____ Dataset content
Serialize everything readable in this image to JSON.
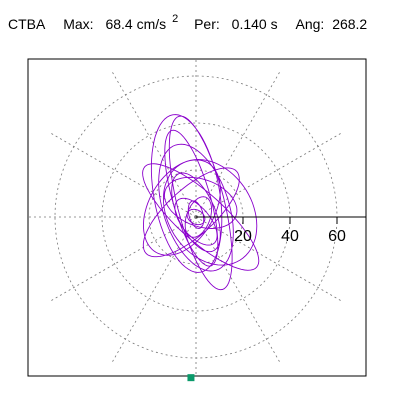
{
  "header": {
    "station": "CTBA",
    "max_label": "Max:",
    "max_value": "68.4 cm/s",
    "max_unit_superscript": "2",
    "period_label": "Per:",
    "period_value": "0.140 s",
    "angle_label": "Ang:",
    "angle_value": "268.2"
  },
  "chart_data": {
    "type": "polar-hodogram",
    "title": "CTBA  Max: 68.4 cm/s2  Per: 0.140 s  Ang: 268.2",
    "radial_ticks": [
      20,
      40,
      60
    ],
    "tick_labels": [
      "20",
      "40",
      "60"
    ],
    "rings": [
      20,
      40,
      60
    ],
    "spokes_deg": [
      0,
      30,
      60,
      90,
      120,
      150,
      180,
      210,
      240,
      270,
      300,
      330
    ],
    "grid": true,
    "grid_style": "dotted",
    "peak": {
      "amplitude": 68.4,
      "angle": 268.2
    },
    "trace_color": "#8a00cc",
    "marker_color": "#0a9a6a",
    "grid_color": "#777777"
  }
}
________
Task description - Keep the pictures out and write out the records exactly.

Response -
Serialize everything readable in this image to JSON.
{
  "header": {
    "station": "CTBA",
    "max_label": "Max:",
    "max_value": "68.4 cm/s",
    "max_unit_superscript": "2",
    "period_label": "Per:",
    "period_value": "0.140 s",
    "angle_label": "Ang:",
    "angle_value": "268.2"
  },
  "chart_data": {
    "type": "polar-hodogram",
    "title": "CTBA  Max: 68.4 cm/s2  Per: 0.140 s  Ang: 268.2",
    "radial_ticks": [
      20,
      40,
      60
    ],
    "tick_labels": [
      "20",
      "40",
      "60"
    ],
    "rings": [
      20,
      40,
      60
    ],
    "spokes_deg": [
      0,
      30,
      60,
      90,
      120,
      150,
      180,
      210,
      240,
      270,
      300,
      330
    ],
    "grid": true,
    "grid_style": "dotted",
    "peak": {
      "amplitude": 68.4,
      "angle": 268.2
    },
    "trace_color": "#8a00cc",
    "marker_color": "#0a9a6a",
    "grid_color": "#777777"
  }
}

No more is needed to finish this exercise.